* STATED PROBLEM 1:
From the entries below, extract the lines that begin at the start of the entries and stop after the line containing "The conveyor 510 is at (394, 787).", with both ends included. Leave the pictures out of your answer.

>> Start PAGE EXCERPT

Trusts can benefit someone you choose or your own estate.
Creating one or more trusts can give you the opportunity to control what happens to your assets after your death. A trust is a legal entity, sometimes compared to a corporation, to which you can transfer property.
Different trusts serve different purposes, so you may not be able to find one trust to meet all your goals. However, you can create several trusts to serve different purposes. For example, you may be able to reduce the value of your taxable estate by putting some assets into a trust. Or you may be able to set up the schedule on which your heirs would have access to some of your assets.
The basics
Most trusts work the same way: You, as the donor, establish the trust, and place assets in it. The trust is then run by the trustee whom you name, and will eventually benefit the beneficiary or beneficiaries — the person, people, or organizations that are to receive income and perhaps the principal from the trust. For example, an elderly woman may set up a trust, managed by her financial planner, to support her granddaughters while the young women are in college.
Living trusts
If you choose to create a trust that you fund during your lifetime, the trust is called a living trust or an inter vivos trust. You must decide whether the trust is revocable or irrevocable.
A revocable trust is similar to a will. You can change what’s in it and who benefits from it whenever you choose, and its value is counted in your estate at your death. But unlike a will, the assets in a trust do not go through the extensive and public process of probate.
An irrevocable trust is a binding arrangement. You can’t change any of its terms or reclaim an item once you transfer it to the trust. Despite such restrictions, you may want to create an irrevocable trust if your goal is to reduce estate taxes.
To use an irrevocable trust to shield your estate from taxes, you may choose to keep your annual contributions under the tax-free gift limits. Or you can set up the trust using Crummey powers. That means the beneficiaries must be notified that they have the right to withdraw an asset within a set amount of time after you contribute it. But it gives you the opportunity, over time, to shed a lot of your estate value by passing it through the trust to the people you want to benefit.
Life insurance trusts
If you own the insurance policy on your own life, the benefit paid at your death is counted in your estate. Since that can be a sizable asset, you can reduce the risk of estate taxes by setting up a life insurance trust expressly designed to own the policy on your life.
Charitable living trusts
If you plan a gift to charity from your estate, you might want to create a trust that makes those donations during your lifetime instead.
If you set up a charitable remainder trust, you can choose to donate tax-deductible assets and collect income from the trust for your lifetime or an agreed-upon period. When you die, the trust’s remaining assets go to the charity.
With a charitable lead trust, on the other hand, the assets in the trust pay income to the charity for a specified period of time. When the period ends, your beneficiaries inherit the assets.
A charitable gift annuity is a simpler version of a charitable trust. You make a gift directly to a charity, and in turn they pay you — and a beneficiary you name — a set income for the rest of your life.
Marital trust
If you’re married, you may create a marital trust. If either of you dies, this trust manages the surviving spouse’s finances to help minimize financial decisions. However, you and your spouse may both feel qualified to handle your own finances and decide against a trust.

>> End PAGE EXCERPT
>> Start INFORMATION PROVIDED

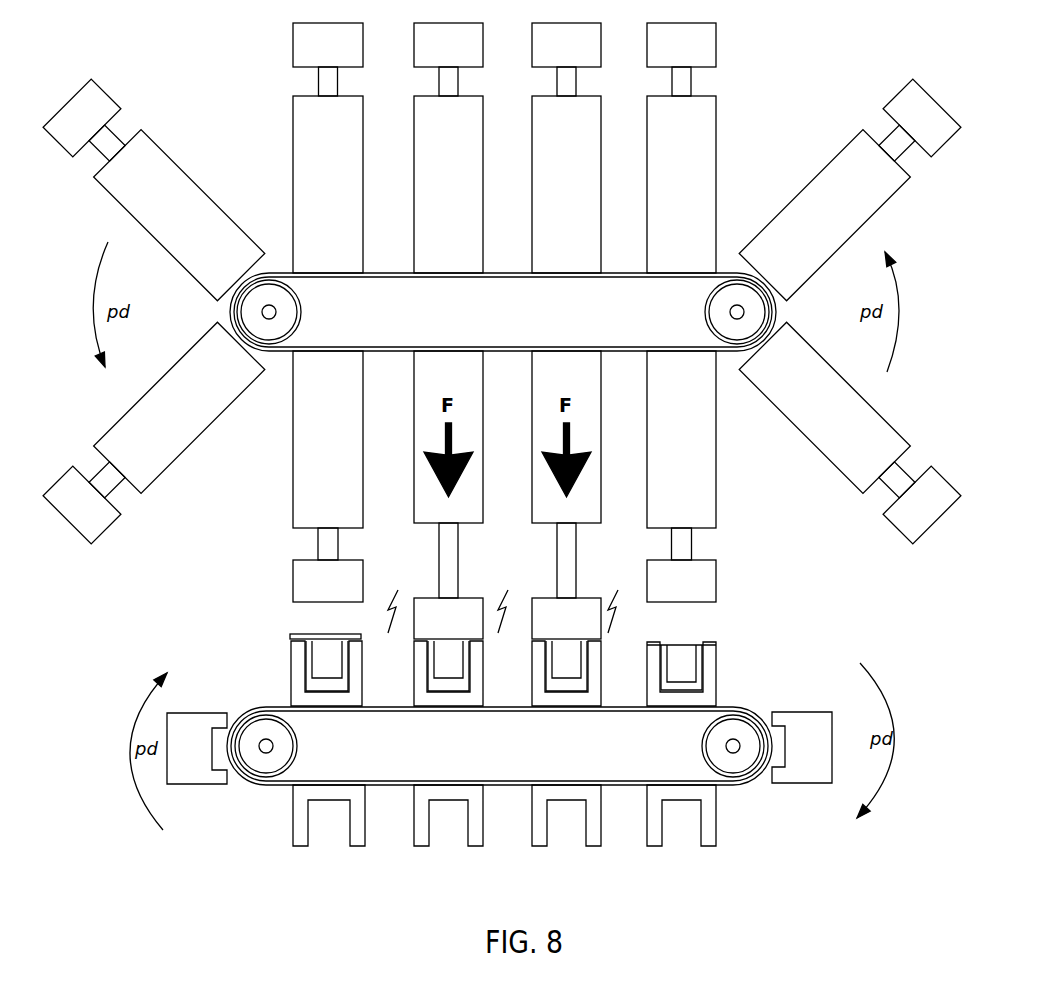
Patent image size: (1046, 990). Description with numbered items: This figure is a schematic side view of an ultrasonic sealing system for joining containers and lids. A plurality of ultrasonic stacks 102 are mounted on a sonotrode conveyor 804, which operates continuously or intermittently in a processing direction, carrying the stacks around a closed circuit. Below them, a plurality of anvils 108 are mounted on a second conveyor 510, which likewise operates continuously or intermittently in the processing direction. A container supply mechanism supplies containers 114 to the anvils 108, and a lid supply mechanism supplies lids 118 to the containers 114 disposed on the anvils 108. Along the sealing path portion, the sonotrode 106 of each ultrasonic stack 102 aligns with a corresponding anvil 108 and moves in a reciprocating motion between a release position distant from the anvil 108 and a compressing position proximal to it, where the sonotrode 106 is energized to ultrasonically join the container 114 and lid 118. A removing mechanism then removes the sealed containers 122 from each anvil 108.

The sonotrode conveyor 804 is at (275, 270).
The ultrasonic stack 102 is at (310, 445).
The sonotrode 106 is at (320, 583).
The lid 118 is at (332, 632).
The anvil 108 is at (297, 701).
The container 114 is at (320, 663).
The sealed container 122 is at (692, 658).
The conveyor 510 is at (394, 787).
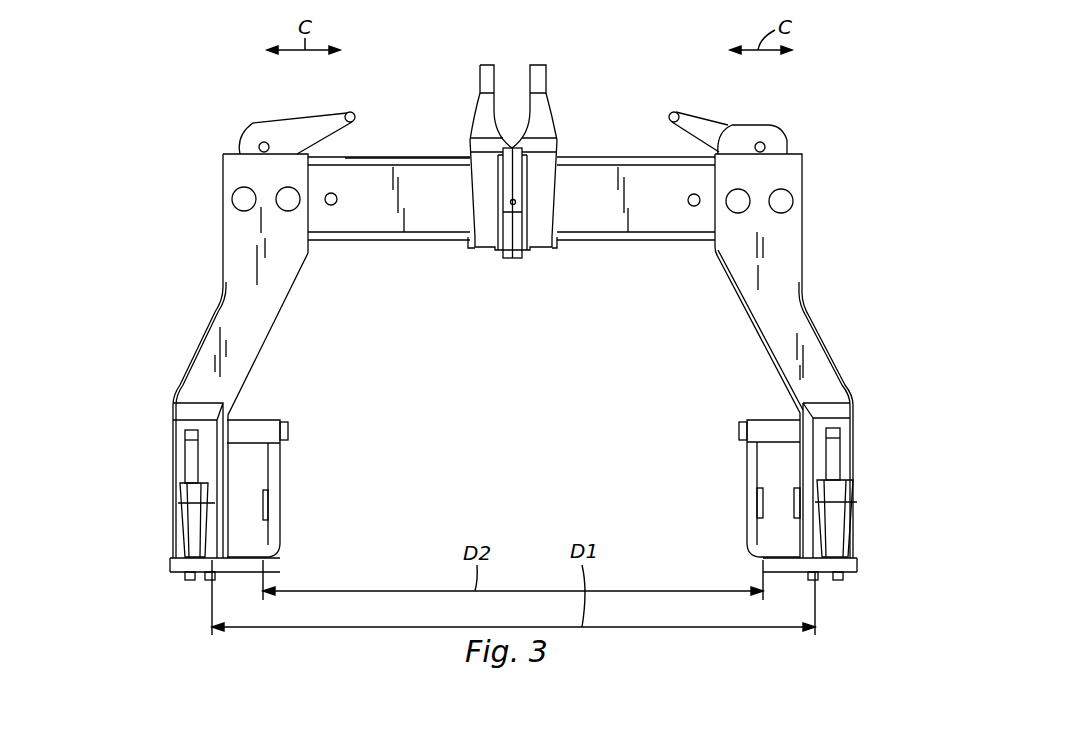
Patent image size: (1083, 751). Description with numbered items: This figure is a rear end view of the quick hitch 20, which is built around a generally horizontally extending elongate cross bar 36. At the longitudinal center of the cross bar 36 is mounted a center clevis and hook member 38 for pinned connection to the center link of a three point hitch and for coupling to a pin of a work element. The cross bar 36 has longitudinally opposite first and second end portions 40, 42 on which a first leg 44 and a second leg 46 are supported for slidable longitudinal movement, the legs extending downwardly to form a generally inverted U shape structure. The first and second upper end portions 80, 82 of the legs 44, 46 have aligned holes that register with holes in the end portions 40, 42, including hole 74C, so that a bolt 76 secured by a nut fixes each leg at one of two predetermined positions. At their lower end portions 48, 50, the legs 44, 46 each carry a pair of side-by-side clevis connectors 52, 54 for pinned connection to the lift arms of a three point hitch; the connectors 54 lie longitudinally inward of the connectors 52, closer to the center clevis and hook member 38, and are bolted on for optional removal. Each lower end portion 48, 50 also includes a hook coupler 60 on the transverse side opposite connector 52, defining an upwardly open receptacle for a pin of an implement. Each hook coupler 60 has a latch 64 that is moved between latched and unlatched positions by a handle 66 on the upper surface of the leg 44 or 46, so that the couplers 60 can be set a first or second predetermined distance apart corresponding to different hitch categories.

>> End INFORMATION PROVIDED

* STATED PROBLEM 2:
Copy the passage of the trusts overview that begins at the words "Creating one or" and stops after "can transfer property.".

* WORKED ANSWER 1:
Patent image size: (1046, 990). Description with numbered items: This figure is a schematic side view of an ultrasonic sealing system for joining containers and lids. A plurality of ultrasonic stacks 102 are mounted on a sonotrode conveyor 804, which operates continuously or intermittently in a processing direction, carrying the stacks around a closed circuit. Below them, a plurality of anvils 108 are mounted on a second conveyor 510, which likewise operates continuously or intermittently in the processing direction. A container supply mechanism supplies containers 114 to the anvils 108, and a lid supply mechanism supplies lids 118 to the containers 114 disposed on the anvils 108. Along the sealing path portion, the sonotrode 106 of each ultrasonic stack 102 aligns with a corresponding anvil 108 and moves in a reciprocating motion between a release position distant from the anvil 108 and a compressing position proximal to it, where the sonotrode 106 is energized to ultrasonically join the container 114 and lid 118. A removing mechanism then removes the sealed containers 122 from each anvil 108.

The sonotrode conveyor 804 is at (275, 270).
The ultrasonic stack 102 is at (310, 445).
The sonotrode 106 is at (320, 583).
The lid 118 is at (332, 632).
The anvil 108 is at (297, 701).
The container 114 is at (320, 663).
The sealed container 122 is at (692, 658).
The conveyor 510 is at (394, 787).

* WORKED ANSWER 2:
Creating one or more trusts can give you the opportunity to control what happens to your assets after your death. A trust is a legal entity, sometimes compared to a corporation, to which you can transfer property.